# PROBLEM REQUIREMENTS
Return the listing in full. Keep each line exactly as it is.
┌─ EXERCISE DATA
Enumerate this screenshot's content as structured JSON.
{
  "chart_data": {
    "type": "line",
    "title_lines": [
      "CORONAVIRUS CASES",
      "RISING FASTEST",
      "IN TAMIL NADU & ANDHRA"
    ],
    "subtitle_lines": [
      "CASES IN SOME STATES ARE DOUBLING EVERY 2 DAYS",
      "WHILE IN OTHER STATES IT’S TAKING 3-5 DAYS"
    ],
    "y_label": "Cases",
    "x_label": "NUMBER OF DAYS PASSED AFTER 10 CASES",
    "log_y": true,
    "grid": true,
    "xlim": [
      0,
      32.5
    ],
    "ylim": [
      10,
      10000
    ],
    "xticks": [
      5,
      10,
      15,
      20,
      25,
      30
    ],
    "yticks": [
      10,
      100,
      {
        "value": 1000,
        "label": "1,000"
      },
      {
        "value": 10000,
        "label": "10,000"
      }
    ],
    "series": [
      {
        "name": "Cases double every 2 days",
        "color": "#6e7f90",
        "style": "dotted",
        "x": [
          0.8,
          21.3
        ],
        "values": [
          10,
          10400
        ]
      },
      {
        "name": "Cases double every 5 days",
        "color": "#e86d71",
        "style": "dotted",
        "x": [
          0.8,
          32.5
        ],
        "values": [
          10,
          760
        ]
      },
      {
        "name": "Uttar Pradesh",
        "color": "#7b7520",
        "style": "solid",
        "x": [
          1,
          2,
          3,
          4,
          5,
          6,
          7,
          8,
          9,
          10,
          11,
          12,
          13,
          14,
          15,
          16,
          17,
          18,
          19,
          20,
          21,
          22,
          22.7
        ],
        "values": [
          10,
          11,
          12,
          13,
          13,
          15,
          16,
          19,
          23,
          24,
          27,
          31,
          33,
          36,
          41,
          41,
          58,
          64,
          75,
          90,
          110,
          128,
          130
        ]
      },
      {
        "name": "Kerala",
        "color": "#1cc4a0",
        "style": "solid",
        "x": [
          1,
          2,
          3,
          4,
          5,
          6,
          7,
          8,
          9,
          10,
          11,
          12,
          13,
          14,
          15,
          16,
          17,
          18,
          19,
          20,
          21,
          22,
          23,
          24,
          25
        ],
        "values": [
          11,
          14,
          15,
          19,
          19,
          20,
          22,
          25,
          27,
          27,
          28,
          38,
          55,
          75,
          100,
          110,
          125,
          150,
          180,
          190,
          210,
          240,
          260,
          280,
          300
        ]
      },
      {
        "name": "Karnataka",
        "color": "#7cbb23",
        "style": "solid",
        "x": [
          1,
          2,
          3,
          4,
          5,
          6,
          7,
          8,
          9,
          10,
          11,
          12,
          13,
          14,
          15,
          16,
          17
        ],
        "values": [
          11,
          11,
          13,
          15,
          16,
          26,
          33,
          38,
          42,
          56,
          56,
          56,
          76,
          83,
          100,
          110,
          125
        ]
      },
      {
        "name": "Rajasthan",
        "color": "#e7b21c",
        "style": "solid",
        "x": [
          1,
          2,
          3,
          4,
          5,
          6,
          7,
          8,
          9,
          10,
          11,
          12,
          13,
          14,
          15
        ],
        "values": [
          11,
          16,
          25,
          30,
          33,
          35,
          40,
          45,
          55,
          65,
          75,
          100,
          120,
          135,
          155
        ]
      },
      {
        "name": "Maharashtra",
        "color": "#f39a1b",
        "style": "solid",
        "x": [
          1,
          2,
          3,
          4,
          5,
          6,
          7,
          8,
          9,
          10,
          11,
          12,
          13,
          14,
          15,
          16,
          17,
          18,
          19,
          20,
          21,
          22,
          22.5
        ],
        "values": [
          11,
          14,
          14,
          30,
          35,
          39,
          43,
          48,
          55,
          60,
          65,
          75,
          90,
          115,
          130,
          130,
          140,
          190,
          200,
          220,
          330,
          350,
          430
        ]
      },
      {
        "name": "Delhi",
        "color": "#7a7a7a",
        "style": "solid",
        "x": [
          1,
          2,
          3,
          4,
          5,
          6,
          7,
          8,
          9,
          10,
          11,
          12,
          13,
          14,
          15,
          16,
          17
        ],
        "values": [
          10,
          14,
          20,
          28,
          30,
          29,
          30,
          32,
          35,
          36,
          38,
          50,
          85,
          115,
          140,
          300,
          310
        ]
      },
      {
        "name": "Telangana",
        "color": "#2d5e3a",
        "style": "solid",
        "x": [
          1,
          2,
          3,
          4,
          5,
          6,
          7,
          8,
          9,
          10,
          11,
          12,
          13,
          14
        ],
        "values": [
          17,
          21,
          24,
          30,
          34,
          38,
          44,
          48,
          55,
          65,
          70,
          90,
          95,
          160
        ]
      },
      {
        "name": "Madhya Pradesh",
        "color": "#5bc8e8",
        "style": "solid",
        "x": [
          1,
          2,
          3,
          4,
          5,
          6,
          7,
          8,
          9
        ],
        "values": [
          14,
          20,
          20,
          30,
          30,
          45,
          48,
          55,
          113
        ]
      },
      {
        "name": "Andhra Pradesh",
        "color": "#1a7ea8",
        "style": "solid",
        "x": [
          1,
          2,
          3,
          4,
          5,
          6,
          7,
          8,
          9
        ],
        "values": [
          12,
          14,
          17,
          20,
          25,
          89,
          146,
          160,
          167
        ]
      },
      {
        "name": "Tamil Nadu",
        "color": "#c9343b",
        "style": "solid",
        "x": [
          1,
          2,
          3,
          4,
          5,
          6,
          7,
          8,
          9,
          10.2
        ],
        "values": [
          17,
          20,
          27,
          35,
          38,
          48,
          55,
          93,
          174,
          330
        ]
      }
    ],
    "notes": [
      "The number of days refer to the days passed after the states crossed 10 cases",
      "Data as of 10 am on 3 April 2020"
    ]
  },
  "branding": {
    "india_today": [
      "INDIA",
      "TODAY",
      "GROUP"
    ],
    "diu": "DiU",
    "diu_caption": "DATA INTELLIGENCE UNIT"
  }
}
└─
# RESULT OF THIS EXERCISE
Enumerate this screenshot's content as structured JSON.
{
  "chart_data": {
    "type": "line",
    "title_lines": [
      "CORONAVIRUS CASES",
      "RISING FASTEST",
      "IN TAMIL NADU & ANDHRA"
    ],
    "subtitle_lines": [
      "CASES IN SOME STATES ARE DOUBLING EVERY 2 DAYS",
      "WHILE IN OTHER STATES IT’S TAKING 3-5 DAYS"
    ],
    "y_label": "Cases",
    "x_label": "NUMBER OF DAYS PASSED AFTER 10 CASES",
    "log_y": true,
    "grid": true,
    "xlim": [
      0,
      32.5
    ],
    "ylim": [
      10,
      10000
    ],
    "xticks": [
      5,
      10,
      15,
      20,
      25,
      30
    ],
    "yticks": [
      10,
      100,
      {
        "value": 1000,
        "label": "1,000"
      },
      {
        "value": 10000,
        "label": "10,000"
      }
    ],
    "series": [
      {
        "name": "Cases double every 2 days",
        "color": "#6e7f90",
        "style": "dotted",
        "x": [
          0.8,
          21.3
        ],
        "values": [
          10,
          10400
        ]
      },
      {
        "name": "Cases double every 5 days",
        "color": "#e86d71",
        "style": "dotted",
        "x": [
          0.8,
          32.5
        ],
        "values": [
          10,
          760
        ]
      },
      {
        "name": "Uttar Pradesh",
        "color": "#7b7520",
        "style": "solid",
        "x": [
          1,
          2,
          3,
          4,
          5,
          6,
          7,
          8,
          9,
          10,
          11,
          12,
          13,
          14,
          15,
          16,
          17,
          18,
          19,
          20,
          21,
          22,
          22.7
        ],
        "values": [
          10,
          11,
          12,
          13,
          13,
          15,
          16,
          19,
          23,
          24,
          27,
          31,
          33,
          36,
          41,
          41,
          58,
          64,
          75,
          90,
          110,
          128,
          130
        ]
      },
      {
        "name": "Kerala",
        "color": "#1cc4a0",
        "style": "solid",
        "x": [
          1,
          2,
          3,
          4,
          5,
          6,
          7,
          8,
          9,
          10,
          11,
          12,
          13,
          14,
          15,
          16,
          17,
          18,
          19,
          20,
          21,
          22,
          23,
          24,
          25
        ],
        "values": [
          11,
          14,
          15,
          19,
          19,
          20,
          22,
          25,
          27,
          27,
          28,
          38,
          55,
          75,
          100,
          110,
          125,
          150,
          180,
          190,
          210,
          240,
          260,
          280,
          300
        ]
      },
      {
        "name": "Karnataka",
        "color": "#7cbb23",
        "style": "solid",
        "x": [
          1,
          2,
          3,
          4,
          5,
          6,
          7,
          8,
          9,
          10,
          11,
          12,
          13,
          14,
          15,
          16,
          17
        ],
        "values": [
          11,
          11,
          13,
          15,
          16,
          26,
          33,
          38,
          42,
          56,
          56,
          56,
          76,
          83,
          100,
          110,
          125
        ]
      },
      {
        "name": "Rajasthan",
        "color": "#e7b21c",
        "style": "solid",
        "x": [
          1,
          2,
          3,
          4,
          5,
          6,
          7,
          8,
          9,
          10,
          11,
          12,
          13,
          14,
          15
        ],
        "values": [
          11,
          16,
          25,
          30,
          33,
          35,
          40,
          45,
          55,
          65,
          75,
          100,
          120,
          135,
          155
        ]
      },
      {
        "name": "Maharashtra",
        "color": "#f39a1b",
        "style": "solid",
        "x": [
          1,
          2,
          3,
          4,
          5,
          6,
          7,
          8,
          9,
          10,
          11,
          12,
          13,
          14,
          15,
          16,
          17,
          18,
          19,
          20,
          21,
          22,
          22.5
        ],
        "values": [
          11,
          14,
          14,
          30,
          35,
          39,
          43,
          48,
          55,
          60,
          65,
          75,
          90,
          115,
          130,
          130,
          140,
          190,
          200,
          220,
          330,
          350,
          430
        ]
      },
      {
        "name": "Delhi",
        "color": "#7a7a7a",
        "style": "solid",
        "x": [
          1,
          2,
          3,
          4,
          5,
          6,
          7,
          8,
          9,
          10,
          11,
          12,
          13,
          14,
          15,
          16,
          17
        ],
        "values": [
          10,
          14,
          20,
          28,
          30,
          29,
          30,
          32,
          35,
          36,
          38,
          50,
          85,
          115,
          140,
          300,
          310
        ]
      },
      {
        "name": "Telangana",
        "color": "#2d5e3a",
        "style": "solid",
        "x": [
          1,
          2,
          3,
          4,
          5,
          6,
          7,
          8,
          9,
          10,
          11,
          12,
          13,
          14
        ],
        "values": [
          17,
          21,
          24,
          30,
          34,
          38,
          44,
          48,
          55,
          65,
          70,
          90,
          95,
          160
        ]
      },
      {
        "name": "Madhya Pradesh",
        "color": "#5bc8e8",
        "style": "solid",
        "x": [
          1,
          2,
          3,
          4,
          5,
          6,
          7,
          8,
          9
        ],
        "values": [
          14,
          20,
          20,
          30,
          30,
          45,
          48,
          55,
          113
        ]
      },
      {
        "name": "Andhra Pradesh",
        "color": "#1a7ea8",
        "style": "solid",
        "x": [
          1,
          2,
          3,
          4,
          5,
          6,
          7,
          8,
          9
        ],
        "values": [
          12,
          14,
          17,
          20,
          25,
          89,
          146,
          160,
          167
        ]
      },
      {
        "name": "Tamil Nadu",
        "color": "#c9343b",
        "style": "solid",
        "x": [
          1,
          2,
          3,
          4,
          5,
          6,
          7,
          8,
          9,
          10.2
        ],
        "values": [
          17,
          20,
          27,
          35,
          38,
          48,
          55,
          93,
          174,
          330
        ]
      }
    ],
    "notes": [
      "The number of days refer to the days passed after the states crossed 10 cases",
      "Data as of 10 am on 3 April 2020"
    ]
  },
  "branding": {
    "india_today": [
      "INDIA",
      "TODAY",
      "GROUP"
    ],
    "diu": "DiU",
    "diu_caption": "DATA INTELLIGENCE UNIT"
  }
}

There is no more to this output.